+++ ENTRIES SHOWN +++
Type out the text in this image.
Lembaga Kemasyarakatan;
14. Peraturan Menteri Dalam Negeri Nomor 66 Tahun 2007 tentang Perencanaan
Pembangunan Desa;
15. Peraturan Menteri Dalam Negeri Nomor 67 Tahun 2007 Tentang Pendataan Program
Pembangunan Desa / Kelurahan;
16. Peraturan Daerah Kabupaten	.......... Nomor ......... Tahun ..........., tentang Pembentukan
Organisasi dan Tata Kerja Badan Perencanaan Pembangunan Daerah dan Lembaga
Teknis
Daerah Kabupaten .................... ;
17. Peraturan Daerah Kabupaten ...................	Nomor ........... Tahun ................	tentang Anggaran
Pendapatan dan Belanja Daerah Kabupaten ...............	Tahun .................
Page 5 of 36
+++
_WHAT THE EXERCISE ASKS_. Set out the complete listing exactly as shown.

_FULL OUTPUT_.
Type out the text in this image.
Lembaga Kemasyarakatan;
14. Peraturan Menteri Dalam Negeri Nomor 66 Tahun 2007 tentang Perencanaan
Pembangunan Desa;
15. Peraturan Menteri Dalam Negeri Nomor 67 Tahun 2007 Tentang Pendataan Program
Pembangunan Desa / Kelurahan;
16. Peraturan Daerah Kabupaten	.......... Nomor ......... Tahun ..........., tentang Pembentukan
Organisasi dan Tata Kerja Badan Perencanaan Pembangunan Daerah dan Lembaga
Teknis
Daerah Kabupaten .................... ;
17. Peraturan Daerah Kabupaten ...................	Nomor ........... Tahun ................	tentang Anggaran
Pendapatan dan Belanja Daerah Kabupaten ...............	Tahun .................
Page 5 of 36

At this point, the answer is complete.